§ **What to work on**
Will you print the material below without altering a single character?

====== Extracted records

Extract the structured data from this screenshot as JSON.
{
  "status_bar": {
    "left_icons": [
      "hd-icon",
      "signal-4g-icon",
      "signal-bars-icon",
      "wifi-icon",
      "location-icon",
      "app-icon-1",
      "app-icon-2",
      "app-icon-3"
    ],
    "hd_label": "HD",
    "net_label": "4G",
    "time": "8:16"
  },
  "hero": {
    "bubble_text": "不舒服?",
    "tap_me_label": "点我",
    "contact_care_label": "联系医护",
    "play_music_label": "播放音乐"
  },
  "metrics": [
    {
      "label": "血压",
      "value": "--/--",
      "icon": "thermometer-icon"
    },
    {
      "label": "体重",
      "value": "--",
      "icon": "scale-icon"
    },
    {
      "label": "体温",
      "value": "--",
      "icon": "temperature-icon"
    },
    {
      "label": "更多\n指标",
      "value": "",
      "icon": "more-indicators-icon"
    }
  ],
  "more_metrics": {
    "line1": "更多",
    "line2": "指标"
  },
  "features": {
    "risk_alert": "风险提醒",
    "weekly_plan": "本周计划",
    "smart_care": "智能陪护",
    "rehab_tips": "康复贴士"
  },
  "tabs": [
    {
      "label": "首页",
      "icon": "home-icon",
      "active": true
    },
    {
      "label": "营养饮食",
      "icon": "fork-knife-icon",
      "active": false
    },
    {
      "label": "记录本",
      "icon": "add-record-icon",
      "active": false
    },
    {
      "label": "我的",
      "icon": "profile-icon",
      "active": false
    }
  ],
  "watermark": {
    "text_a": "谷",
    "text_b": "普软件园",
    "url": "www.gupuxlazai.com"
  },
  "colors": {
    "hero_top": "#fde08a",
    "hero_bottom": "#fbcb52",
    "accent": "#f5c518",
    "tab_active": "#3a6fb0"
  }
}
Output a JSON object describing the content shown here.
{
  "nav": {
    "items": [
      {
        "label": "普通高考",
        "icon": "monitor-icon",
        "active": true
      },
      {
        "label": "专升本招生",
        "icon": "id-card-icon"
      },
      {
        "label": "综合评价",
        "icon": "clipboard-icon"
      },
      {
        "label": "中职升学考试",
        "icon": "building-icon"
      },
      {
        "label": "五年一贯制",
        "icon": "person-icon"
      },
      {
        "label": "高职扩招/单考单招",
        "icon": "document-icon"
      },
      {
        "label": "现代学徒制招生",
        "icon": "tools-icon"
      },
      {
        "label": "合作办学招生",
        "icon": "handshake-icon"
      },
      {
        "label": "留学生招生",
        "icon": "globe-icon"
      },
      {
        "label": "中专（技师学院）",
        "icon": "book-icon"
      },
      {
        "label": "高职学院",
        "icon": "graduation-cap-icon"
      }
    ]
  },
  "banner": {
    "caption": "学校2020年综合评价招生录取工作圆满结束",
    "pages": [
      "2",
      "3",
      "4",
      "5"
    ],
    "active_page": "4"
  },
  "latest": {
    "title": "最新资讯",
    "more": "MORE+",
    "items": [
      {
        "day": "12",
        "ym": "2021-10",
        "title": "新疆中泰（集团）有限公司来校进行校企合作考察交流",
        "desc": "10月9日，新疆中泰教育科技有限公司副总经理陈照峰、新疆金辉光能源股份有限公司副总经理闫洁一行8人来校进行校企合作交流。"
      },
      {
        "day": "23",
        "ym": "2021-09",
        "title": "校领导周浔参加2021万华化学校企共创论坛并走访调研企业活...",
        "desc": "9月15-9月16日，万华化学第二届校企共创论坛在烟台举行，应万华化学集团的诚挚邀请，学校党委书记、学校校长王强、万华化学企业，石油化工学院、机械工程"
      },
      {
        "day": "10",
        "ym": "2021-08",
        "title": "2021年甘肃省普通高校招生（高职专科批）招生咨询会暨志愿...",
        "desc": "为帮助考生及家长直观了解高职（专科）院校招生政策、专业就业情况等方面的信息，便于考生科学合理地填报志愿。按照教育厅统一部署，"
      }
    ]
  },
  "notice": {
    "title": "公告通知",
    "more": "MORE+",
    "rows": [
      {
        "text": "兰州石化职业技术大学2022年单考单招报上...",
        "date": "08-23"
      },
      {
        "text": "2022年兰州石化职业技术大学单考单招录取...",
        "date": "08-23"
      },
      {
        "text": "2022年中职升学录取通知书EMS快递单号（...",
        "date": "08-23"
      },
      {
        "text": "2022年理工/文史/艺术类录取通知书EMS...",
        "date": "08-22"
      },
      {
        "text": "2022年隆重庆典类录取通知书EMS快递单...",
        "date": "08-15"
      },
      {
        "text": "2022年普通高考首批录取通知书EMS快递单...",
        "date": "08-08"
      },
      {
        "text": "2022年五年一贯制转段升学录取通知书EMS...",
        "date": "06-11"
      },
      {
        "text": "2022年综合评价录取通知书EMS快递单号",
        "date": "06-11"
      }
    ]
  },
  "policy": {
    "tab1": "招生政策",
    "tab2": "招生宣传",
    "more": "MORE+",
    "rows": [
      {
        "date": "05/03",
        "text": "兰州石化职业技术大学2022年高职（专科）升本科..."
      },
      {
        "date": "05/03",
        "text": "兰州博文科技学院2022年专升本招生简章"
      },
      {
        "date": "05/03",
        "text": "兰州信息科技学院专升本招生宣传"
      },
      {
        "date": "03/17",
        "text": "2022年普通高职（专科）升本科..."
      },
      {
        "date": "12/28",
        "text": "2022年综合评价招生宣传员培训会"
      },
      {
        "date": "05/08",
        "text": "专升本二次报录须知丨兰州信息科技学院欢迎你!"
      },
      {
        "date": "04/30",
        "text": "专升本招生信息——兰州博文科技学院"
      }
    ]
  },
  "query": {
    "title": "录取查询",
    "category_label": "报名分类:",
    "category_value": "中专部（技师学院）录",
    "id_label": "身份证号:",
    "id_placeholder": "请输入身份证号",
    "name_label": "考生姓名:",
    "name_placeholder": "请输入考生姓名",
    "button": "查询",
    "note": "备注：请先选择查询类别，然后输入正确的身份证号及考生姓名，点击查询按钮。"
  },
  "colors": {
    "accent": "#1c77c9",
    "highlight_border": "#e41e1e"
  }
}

============

§ **Worked answer**
Extract the structured data from this screenshot as JSON.
{
  "status_bar": {
    "left_icons": [
      "hd-icon",
      "signal-4g-icon",
      "signal-bars-icon",
      "wifi-icon",
      "location-icon",
      "app-icon-1",
      "app-icon-2",
      "app-icon-3"
    ],
    "hd_label": "HD",
    "net_label": "4G",
    "time": "8:16"
  },
  "hero": {
    "bubble_text": "不舒服?",
    "tap_me_label": "点我",
    "contact_care_label": "联系医护",
    "play_music_label": "播放音乐"
  },
  "metrics": [
    {
      "label": "血压",
      "value": "--/--",
      "icon": "thermometer-icon"
    },
    {
      "label": "体重",
      "value": "--",
      "icon": "scale-icon"
    },
    {
      "label": "体温",
      "value": "--",
      "icon": "temperature-icon"
    },
    {
      "label": "更多\n指标",
      "value": "",
      "icon": "more-indicators-icon"
    }
  ],
  "more_metrics": {
    "line1": "更多",
    "line2": "指标"
  },
  "features": {
    "risk_alert": "风险提醒",
    "weekly_plan": "本周计划",
    "smart_care": "智能陪护",
    "rehab_tips": "康复贴士"
  },
  "tabs": [
    {
      "label": "首页",
      "icon": "home-icon",
      "active": true
    },
    {
      "label": "营养饮食",
      "icon": "fork-knife-icon",
      "active": false
    },
    {
      "label": "记录本",
      "icon": "add-record-icon",
      "active": false
    },
    {
      "label": "我的",
      "icon": "profile-icon",
      "active": false
    }
  ],
  "watermark": {
    "text_a": "谷",
    "text_b": "普软件园",
    "url": "www.gupuxlazai.com"
  },
  "colors": {
    "hero_top": "#fde08a",
    "hero_bottom": "#fbcb52",
    "accent": "#f5c518",
    "tab_active": "#3a6fb0"
  }
}
Output a JSON object describing the content shown here.
{
  "nav": {
    "items": [
      {
        "label": "普通高考",
        "icon": "monitor-icon",
        "active": true
      },
      {
        "label": "专升本招生",
        "icon": "id-card-icon"
      },
      {
        "label": "综合评价",
        "icon": "clipboard-icon"
      },
      {
        "label": "中职升学考试",
        "icon": "building-icon"
      },
      {
        "label": "五年一贯制",
        "icon": "person-icon"
      },
      {
        "label": "高职扩招/单考单招",
        "icon": "document-icon"
      },
      {
        "label": "现代学徒制招生",
        "icon": "tools-icon"
      },
      {
        "label": "合作办学招生",
        "icon": "handshake-icon"
      },
      {
        "label": "留学生招生",
        "icon": "globe-icon"
      },
      {
        "label": "中专（技师学院）",
        "icon": "book-icon"
      },
      {
        "label": "高职学院",
        "icon": "graduation-cap-icon"
      }
    ]
  },
  "banner": {
    "caption": "学校2020年综合评价招生录取工作圆满结束",
    "pages": [
      "2",
      "3",
      "4",
      "5"
    ],
    "active_page": "4"
  },
  "latest": {
    "title": "最新资讯",
    "more": "MORE+",
    "items": [
      {
        "day": "12",
        "ym": "2021-10",
        "title": "新疆中泰（集团）有限公司来校进行校企合作考察交流",
        "desc": "10月9日，新疆中泰教育科技有限公司副总经理陈照峰、新疆金辉光能源股份有限公司副总经理闫洁一行8人来校进行校企合作交流。"
      },
      {
        "day": "23",
        "ym": "2021-09",
        "title": "校领导周浔参加2021万华化学校企共创论坛并走访调研企业活...",
        "desc": "9月15-9月16日，万华化学第二届校企共创论坛在烟台举行，应万华化学集团的诚挚邀请，学校党委书记、学校校长王强、万华化学企业，石油化工学院、机械工程"
      },
      {
        "day": "10",
        "ym": "2021-08",
        "title": "2021年甘肃省普通高校招生（高职专科批）招生咨询会暨志愿...",
        "desc": "为帮助考生及家长直观了解高职（专科）院校招生政策、专业就业情况等方面的信息，便于考生科学合理地填报志愿。按照教育厅统一部署，"
      }
    ]
  },
  "notice": {
    "title": "公告通知",
    "more": "MORE+",
    "rows": [
      {
        "text": "兰州石化职业技术大学2022年单考单招报上...",
        "date": "08-23"
      },
      {
        "text": "2022年兰州石化职业技术大学单考单招录取...",
        "date": "08-23"
      },
      {
        "text": "2022年中职升学录取通知书EMS快递单号（...",
        "date": "08-23"
      },
      {
        "text": "2022年理工/文史/艺术类录取通知书EMS...",
        "date": "08-22"
      },
      {
        "text": "2022年隆重庆典类录取通知书EMS快递单...",
        "date": "08-15"
      },
      {
        "text": "2022年普通高考首批录取通知书EMS快递单...",
        "date": "08-08"
      },
      {
        "text": "2022年五年一贯制转段升学录取通知书EMS...",
        "date": "06-11"
      },
      {
        "text": "2022年综合评价录取通知书EMS快递单号",
        "date": "06-11"
      }
    ]
  },
  "policy": {
    "tab1": "招生政策",
    "tab2": "招生宣传",
    "more": "MORE+",
    "rows": [
      {
        "date": "05/03",
        "text": "兰州石化职业技术大学2022年高职（专科）升本科..."
      },
      {
        "date": "05/03",
        "text": "兰州博文科技学院2022年专升本招生简章"
      },
      {
        "date": "05/03",
        "text": "兰州信息科技学院专升本招生宣传"
      },
      {
        "date": "03/17",
        "text": "2022年普通高职（专科）升本科..."
      },
      {
        "date": "12/28",
        "text": "2022年综合评价招生宣传员培训会"
      },
      {
        "date": "05/08",
        "text": "专升本二次报录须知丨兰州信息科技学院欢迎你!"
      },
      {
        "date": "04/30",
        "text": "专升本招生信息——兰州博文科技学院"
      }
    ]
  },
  "query": {
    "title": "录取查询",
    "category_label": "报名分类:",
    "category_value": "中专部（技师学院）录",
    "id_label": "身份证号:",
    "id_placeholder": "请输入身份证号",
    "name_label": "考生姓名:",
    "name_placeholder": "请输入考生姓名",
    "button": "查询",
    "note": "备注：请先选择查询类别，然后输入正确的身份证号及考生姓名，点击查询按钮。"
  },
  "colors": {
    "accent": "#1c77c9",
    "highlight_border": "#e41e1e"
  }
}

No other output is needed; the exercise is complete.